Repeat every record below exactly as written.
_ _ _
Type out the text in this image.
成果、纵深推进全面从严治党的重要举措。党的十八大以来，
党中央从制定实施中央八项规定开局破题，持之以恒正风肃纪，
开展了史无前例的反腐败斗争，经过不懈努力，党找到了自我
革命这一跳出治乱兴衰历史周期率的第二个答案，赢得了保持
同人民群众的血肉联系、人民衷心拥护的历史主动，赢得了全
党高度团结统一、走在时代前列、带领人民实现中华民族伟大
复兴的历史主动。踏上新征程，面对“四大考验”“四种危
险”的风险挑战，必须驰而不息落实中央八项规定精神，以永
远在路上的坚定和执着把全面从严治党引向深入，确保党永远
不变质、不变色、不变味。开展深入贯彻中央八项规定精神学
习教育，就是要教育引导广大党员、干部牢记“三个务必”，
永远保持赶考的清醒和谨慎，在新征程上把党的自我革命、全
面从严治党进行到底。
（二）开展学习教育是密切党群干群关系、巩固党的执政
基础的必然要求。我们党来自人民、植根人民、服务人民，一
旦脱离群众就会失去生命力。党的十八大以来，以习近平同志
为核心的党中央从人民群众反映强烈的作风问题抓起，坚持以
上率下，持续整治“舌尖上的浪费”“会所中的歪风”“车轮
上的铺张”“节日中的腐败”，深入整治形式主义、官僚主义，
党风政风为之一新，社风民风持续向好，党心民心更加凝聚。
_ _ _
Response below -
Type out the text in this image.
成果、纵深推进全面从严治党的重要举措。党的十八大以来，
党中央从制定实施中央八项规定开局破题，持之以恒正风肃纪，
开展了史无前例的反腐败斗争，经过不懈努力，党找到了自我
革命这一跳出治乱兴衰历史周期率的第二个答案，赢得了保持
同人民群众的血肉联系、人民衷心拥护的历史主动，赢得了全
党高度团结统一、走在时代前列、带领人民实现中华民族伟大
复兴的历史主动。踏上新征程，面对“四大考验”“四种危
险”的风险挑战，必须驰而不息落实中央八项规定精神，以永
远在路上的坚定和执着把全面从严治党引向深入，确保党永远
不变质、不变色、不变味。开展深入贯彻中央八项规定精神学
习教育，就是要教育引导广大党员、干部牢记“三个务必”，
永远保持赶考的清醒和谨慎，在新征程上把党的自我革命、全
面从严治党进行到底。
（二）开展学习教育是密切党群干群关系、巩固党的执政
基础的必然要求。我们党来自人民、植根人民、服务人民，一
旦脱离群众就会失去生命力。党的十八大以来，以习近平同志
为核心的党中央从人民群众反映强烈的作风问题抓起，坚持以
上率下，持续整治“舌尖上的浪费”“会所中的歪风”“车轮
上的铺张”“节日中的腐败”，深入整治形式主义、官僚主义，
党风政风为之一新，社风民风持续向好，党心民心更加凝聚。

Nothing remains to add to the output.